* Supplied entries *
[START]

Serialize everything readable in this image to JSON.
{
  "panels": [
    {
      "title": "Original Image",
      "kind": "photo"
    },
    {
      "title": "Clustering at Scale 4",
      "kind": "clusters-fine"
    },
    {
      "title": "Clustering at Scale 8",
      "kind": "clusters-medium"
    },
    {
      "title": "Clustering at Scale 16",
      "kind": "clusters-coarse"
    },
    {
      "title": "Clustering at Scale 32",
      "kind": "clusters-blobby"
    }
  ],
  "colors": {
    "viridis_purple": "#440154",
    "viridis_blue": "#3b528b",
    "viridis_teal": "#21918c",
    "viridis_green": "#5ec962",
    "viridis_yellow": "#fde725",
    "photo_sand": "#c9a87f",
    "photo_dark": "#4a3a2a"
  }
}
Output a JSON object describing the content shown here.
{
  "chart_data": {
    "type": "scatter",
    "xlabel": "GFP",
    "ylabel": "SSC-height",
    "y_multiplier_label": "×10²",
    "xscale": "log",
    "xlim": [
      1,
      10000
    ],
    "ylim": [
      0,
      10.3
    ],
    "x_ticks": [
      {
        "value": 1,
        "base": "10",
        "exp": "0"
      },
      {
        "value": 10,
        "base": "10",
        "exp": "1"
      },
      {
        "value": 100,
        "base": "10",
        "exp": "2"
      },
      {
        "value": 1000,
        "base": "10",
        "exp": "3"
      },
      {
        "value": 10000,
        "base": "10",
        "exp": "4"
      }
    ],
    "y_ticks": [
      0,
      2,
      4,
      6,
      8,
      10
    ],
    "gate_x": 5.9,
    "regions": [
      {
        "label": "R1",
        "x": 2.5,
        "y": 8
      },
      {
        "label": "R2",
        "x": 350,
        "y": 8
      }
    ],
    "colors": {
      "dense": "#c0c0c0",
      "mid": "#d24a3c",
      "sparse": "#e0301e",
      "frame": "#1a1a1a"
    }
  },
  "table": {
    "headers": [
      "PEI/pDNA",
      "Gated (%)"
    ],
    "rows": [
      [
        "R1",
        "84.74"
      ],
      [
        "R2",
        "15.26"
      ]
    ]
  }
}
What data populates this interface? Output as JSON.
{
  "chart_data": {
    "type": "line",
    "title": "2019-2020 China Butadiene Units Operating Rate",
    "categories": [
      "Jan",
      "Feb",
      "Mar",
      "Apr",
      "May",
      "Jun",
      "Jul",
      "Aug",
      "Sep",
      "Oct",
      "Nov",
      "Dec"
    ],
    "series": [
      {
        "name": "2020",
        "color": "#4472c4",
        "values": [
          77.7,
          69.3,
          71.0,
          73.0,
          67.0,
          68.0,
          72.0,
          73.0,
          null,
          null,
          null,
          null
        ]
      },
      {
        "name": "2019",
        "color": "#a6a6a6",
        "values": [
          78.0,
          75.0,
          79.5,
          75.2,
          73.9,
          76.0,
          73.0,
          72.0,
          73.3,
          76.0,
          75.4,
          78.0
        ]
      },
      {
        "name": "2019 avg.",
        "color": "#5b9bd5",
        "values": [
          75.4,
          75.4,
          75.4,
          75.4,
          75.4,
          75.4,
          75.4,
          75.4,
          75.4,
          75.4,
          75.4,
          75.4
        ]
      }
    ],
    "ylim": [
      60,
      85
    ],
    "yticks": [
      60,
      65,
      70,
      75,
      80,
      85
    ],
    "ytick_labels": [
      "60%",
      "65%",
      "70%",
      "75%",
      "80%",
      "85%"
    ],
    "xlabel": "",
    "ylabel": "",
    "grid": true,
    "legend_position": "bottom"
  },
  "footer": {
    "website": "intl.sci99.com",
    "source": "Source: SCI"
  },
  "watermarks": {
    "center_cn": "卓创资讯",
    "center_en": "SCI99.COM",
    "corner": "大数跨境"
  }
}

[END]

* Written instruction *
Copy out each line above, character for character.

* The answer *
Serialize everything readable in this image to JSON.
{
  "panels": [
    {
      "title": "Original Image",
      "kind": "photo"
    },
    {
      "title": "Clustering at Scale 4",
      "kind": "clusters-fine"
    },
    {
      "title": "Clustering at Scale 8",
      "kind": "clusters-medium"
    },
    {
      "title": "Clustering at Scale 16",
      "kind": "clusters-coarse"
    },
    {
      "title": "Clustering at Scale 32",
      "kind": "clusters-blobby"
    }
  ],
  "colors": {
    "viridis_purple": "#440154",
    "viridis_blue": "#3b528b",
    "viridis_teal": "#21918c",
    "viridis_green": "#5ec962",
    "viridis_yellow": "#fde725",
    "photo_sand": "#c9a87f",
    "photo_dark": "#4a3a2a"
  }
}
Output a JSON object describing the content shown here.
{
  "chart_data": {
    "type": "scatter",
    "xlabel": "GFP",
    "ylabel": "SSC-height",
    "y_multiplier_label": "×10²",
    "xscale": "log",
    "xlim": [
      1,
      10000
    ],
    "ylim": [
      0,
      10.3
    ],
    "x_ticks": [
      {
        "value": 1,
        "base": "10",
        "exp": "0"
      },
      {
        "value": 10,
        "base": "10",
        "exp": "1"
      },
      {
        "value": 100,
        "base": "10",
        "exp": "2"
      },
      {
        "value": 1000,
        "base": "10",
        "exp": "3"
      },
      {
        "value": 10000,
        "base": "10",
        "exp": "4"
      }
    ],
    "y_ticks": [
      0,
      2,
      4,
      6,
      8,
      10
    ],
    "gate_x": 5.9,
    "regions": [
      {
        "label": "R1",
        "x": 2.5,
        "y": 8
      },
      {
        "label": "R2",
        "x": 350,
        "y": 8
      }
    ],
    "colors": {
      "dense": "#c0c0c0",
      "mid": "#d24a3c",
      "sparse": "#e0301e",
      "frame": "#1a1a1a"
    }
  },
  "table": {
    "headers": [
      "PEI/pDNA",
      "Gated (%)"
    ],
    "rows": [
      [
        "R1",
        "84.74"
      ],
      [
        "R2",
        "15.26"
      ]
    ]
  }
}
What data populates this interface? Output as JSON.
{
  "chart_data": {
    "type": "line",
    "title": "2019-2020 China Butadiene Units Operating Rate",
    "categories": [
      "Jan",
      "Feb",
      "Mar",
      "Apr",
      "May",
      "Jun",
      "Jul",
      "Aug",
      "Sep",
      "Oct",
      "Nov",
      "Dec"
    ],
    "series": [
      {
        "name": "2020",
        "color": "#4472c4",
        "values": [
          77.7,
          69.3,
          71.0,
          73.0,
          67.0,
          68.0,
          72.0,
          73.0,
          null,
          null,
          null,
          null
        ]
      },
      {
        "name": "2019",
        "color": "#a6a6a6",
        "values": [
          78.0,
          75.0,
          79.5,
          75.2,
          73.9,
          76.0,
          73.0,
          72.0,
          73.3,
          76.0,
          75.4,
          78.0
        ]
      },
      {
        "name": "2019 avg.",
        "color": "#5b9bd5",
        "values": [
          75.4,
          75.4,
          75.4,
          75.4,
          75.4,
          75.4,
          75.4,
          75.4,
          75.4,
          75.4,
          75.4,
          75.4
        ]
      }
    ],
    "ylim": [
      60,
      85
    ],
    "yticks": [
      60,
      65,
      70,
      75,
      80,
      85
    ],
    "ytick_labels": [
      "60%",
      "65%",
      "70%",
      "75%",
      "80%",
      "85%"
    ],
    "xlabel": "",
    "ylabel": "",
    "grid": true,
    "legend_position": "bottom"
  },
  "footer": {
    "website": "intl.sci99.com",
    "source": "Source: SCI"
  },
  "watermarks": {
    "center_cn": "卓创资讯",
    "center_en": "SCI99.COM",
    "corner": "大数跨境"
  }
}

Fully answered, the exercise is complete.